(The problem): Extract the data exactly, missing nothing.

- - -

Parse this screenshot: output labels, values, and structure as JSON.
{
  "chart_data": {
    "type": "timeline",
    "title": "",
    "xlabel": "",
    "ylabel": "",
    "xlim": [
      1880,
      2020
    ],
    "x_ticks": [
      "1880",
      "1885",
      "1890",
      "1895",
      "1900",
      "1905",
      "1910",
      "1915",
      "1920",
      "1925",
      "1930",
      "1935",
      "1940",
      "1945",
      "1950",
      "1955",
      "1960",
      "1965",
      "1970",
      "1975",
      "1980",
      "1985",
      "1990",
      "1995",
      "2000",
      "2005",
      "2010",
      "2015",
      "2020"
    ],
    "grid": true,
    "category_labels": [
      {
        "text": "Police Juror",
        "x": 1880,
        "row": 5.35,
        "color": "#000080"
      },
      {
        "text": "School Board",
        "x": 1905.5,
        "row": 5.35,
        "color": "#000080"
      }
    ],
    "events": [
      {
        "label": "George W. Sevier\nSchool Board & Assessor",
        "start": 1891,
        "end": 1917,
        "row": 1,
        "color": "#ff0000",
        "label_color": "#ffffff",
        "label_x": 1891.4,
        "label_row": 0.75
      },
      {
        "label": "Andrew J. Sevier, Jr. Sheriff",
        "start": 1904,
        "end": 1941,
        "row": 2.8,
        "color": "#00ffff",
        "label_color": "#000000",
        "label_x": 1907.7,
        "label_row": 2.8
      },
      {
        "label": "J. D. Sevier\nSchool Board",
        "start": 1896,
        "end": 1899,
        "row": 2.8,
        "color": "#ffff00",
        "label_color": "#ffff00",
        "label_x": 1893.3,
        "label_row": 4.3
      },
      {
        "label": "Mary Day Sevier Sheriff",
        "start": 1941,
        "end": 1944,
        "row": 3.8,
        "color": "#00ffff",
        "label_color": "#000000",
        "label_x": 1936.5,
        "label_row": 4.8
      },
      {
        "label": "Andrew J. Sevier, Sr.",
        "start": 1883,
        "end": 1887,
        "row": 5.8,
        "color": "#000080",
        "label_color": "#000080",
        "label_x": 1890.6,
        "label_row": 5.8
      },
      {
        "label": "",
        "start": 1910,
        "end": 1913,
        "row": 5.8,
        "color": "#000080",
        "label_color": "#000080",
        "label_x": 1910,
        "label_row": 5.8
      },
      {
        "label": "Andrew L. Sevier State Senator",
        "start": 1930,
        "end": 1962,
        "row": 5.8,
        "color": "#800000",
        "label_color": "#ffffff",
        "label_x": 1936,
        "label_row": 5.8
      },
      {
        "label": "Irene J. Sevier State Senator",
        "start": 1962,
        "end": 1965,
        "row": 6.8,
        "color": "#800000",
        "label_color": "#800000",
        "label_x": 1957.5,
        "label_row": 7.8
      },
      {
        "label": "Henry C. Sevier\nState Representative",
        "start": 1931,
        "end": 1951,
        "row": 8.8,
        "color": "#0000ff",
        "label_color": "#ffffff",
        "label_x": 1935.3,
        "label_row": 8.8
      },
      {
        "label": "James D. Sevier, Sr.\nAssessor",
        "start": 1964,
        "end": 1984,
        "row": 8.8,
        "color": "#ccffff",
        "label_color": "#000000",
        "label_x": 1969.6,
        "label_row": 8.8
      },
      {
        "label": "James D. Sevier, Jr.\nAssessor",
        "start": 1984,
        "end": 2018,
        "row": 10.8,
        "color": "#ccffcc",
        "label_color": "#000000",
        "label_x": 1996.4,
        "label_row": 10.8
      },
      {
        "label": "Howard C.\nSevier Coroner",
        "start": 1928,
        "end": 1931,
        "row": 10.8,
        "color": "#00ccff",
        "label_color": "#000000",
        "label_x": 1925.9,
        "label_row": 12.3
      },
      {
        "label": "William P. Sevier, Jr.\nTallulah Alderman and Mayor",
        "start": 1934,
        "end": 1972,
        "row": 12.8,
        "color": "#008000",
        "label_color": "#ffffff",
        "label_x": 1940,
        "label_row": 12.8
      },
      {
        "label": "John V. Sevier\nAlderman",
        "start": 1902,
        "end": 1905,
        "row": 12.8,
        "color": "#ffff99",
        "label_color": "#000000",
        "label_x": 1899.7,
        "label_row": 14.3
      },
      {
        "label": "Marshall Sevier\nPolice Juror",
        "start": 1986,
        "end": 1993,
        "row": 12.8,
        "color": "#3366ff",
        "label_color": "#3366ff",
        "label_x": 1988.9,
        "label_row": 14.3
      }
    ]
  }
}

- - -

(Result):
Parse this screenshot: output labels, values, and structure as JSON.
{
  "chart_data": {
    "type": "timeline",
    "title": "",
    "xlabel": "",
    "ylabel": "",
    "xlim": [
      1880,
      2020
    ],
    "x_ticks": [
      "1880",
      "1885",
      "1890",
      "1895",
      "1900",
      "1905",
      "1910",
      "1915",
      "1920",
      "1925",
      "1930",
      "1935",
      "1940",
      "1945",
      "1950",
      "1955",
      "1960",
      "1965",
      "1970",
      "1975",
      "1980",
      "1985",
      "1990",
      "1995",
      "2000",
      "2005",
      "2010",
      "2015",
      "2020"
    ],
    "grid": true,
    "category_labels": [
      {
        "text": "Police Juror",
        "x": 1880,
        "row": 5.35,
        "color": "#000080"
      },
      {
        "text": "School Board",
        "x": 1905.5,
        "row": 5.35,
        "color": "#000080"
      }
    ],
    "events": [
      {
        "label": "George W. Sevier\nSchool Board & Assessor",
        "start": 1891,
        "end": 1917,
        "row": 1,
        "color": "#ff0000",
        "label_color": "#ffffff",
        "label_x": 1891.4,
        "label_row": 0.75
      },
      {
        "label": "Andrew J. Sevier, Jr. Sheriff",
        "start": 1904,
        "end": 1941,
        "row": 2.8,
        "color": "#00ffff",
        "label_color": "#000000",
        "label_x": 1907.7,
        "label_row": 2.8
      },
      {
        "label": "J. D. Sevier\nSchool Board",
        "start": 1896,
        "end": 1899,
        "row": 2.8,
        "color": "#ffff00",
        "label_color": "#ffff00",
        "label_x": 1893.3,
        "label_row": 4.3
      },
      {
        "label": "Mary Day Sevier Sheriff",
        "start": 1941,
        "end": 1944,
        "row": 3.8,
        "color": "#00ffff",
        "label_color": "#000000",
        "label_x": 1936.5,
        "label_row": 4.8
      },
      {
        "label": "Andrew J. Sevier, Sr.",
        "start": 1883,
        "end": 1887,
        "row": 5.8,
        "color": "#000080",
        "label_color": "#000080",
        "label_x": 1890.6,
        "label_row": 5.8
      },
      {
        "label": "",
        "start": 1910,
        "end": 1913,
        "row": 5.8,
        "color": "#000080",
        "label_color": "#000080",
        "label_x": 1910,
        "label_row": 5.8
      },
      {
        "label": "Andrew L. Sevier State Senator",
        "start": 1930,
        "end": 1962,
        "row": 5.8,
        "color": "#800000",
        "label_color": "#ffffff",
        "label_x": 1936,
        "label_row": 5.8
      },
      {
        "label": "Irene J. Sevier State Senator",
        "start": 1962,
        "end": 1965,
        "row": 6.8,
        "color": "#800000",
        "label_color": "#800000",
        "label_x": 1957.5,
        "label_row": 7.8
      },
      {
        "label": "Henry C. Sevier\nState Representative",
        "start": 1931,
        "end": 1951,
        "row": 8.8,
        "color": "#0000ff",
        "label_color": "#ffffff",
        "label_x": 1935.3,
        "label_row": 8.8
      },
      {
        "label": "James D. Sevier, Sr.\nAssessor",
        "start": 1964,
        "end": 1984,
        "row": 8.8,
        "color": "#ccffff",
        "label_color": "#000000",
        "label_x": 1969.6,
        "label_row": 8.8
      },
      {
        "label": "James D. Sevier, Jr.\nAssessor",
        "start": 1984,
        "end": 2018,
        "row": 10.8,
        "color": "#ccffcc",
        "label_color": "#000000",
        "label_x": 1996.4,
        "label_row": 10.8
      },
      {
        "label": "Howard C.\nSevier Coroner",
        "start": 1928,
        "end": 1931,
        "row": 10.8,
        "color": "#00ccff",
        "label_color": "#000000",
        "label_x": 1925.9,
        "label_row": 12.3
      },
      {
        "label": "William P. Sevier, Jr.\nTallulah Alderman and Mayor",
        "start": 1934,
        "end": 1972,
        "row": 12.8,
        "color": "#008000",
        "label_color": "#ffffff",
        "label_x": 1940,
        "label_row": 12.8
      },
      {
        "label": "John V. Sevier\nAlderman",
        "start": 1902,
        "end": 1905,
        "row": 12.8,
        "color": "#ffff99",
        "label_color": "#000000",
        "label_x": 1899.7,
        "label_row": 14.3
      },
      {
        "label": "Marshall Sevier\nPolice Juror",
        "start": 1986,
        "end": 1993,
        "row": 12.8,
        "color": "#3366ff",
        "label_color": "#3366ff",
        "label_x": 1988.9,
        "label_row": 14.3
      }
    ]
  }
}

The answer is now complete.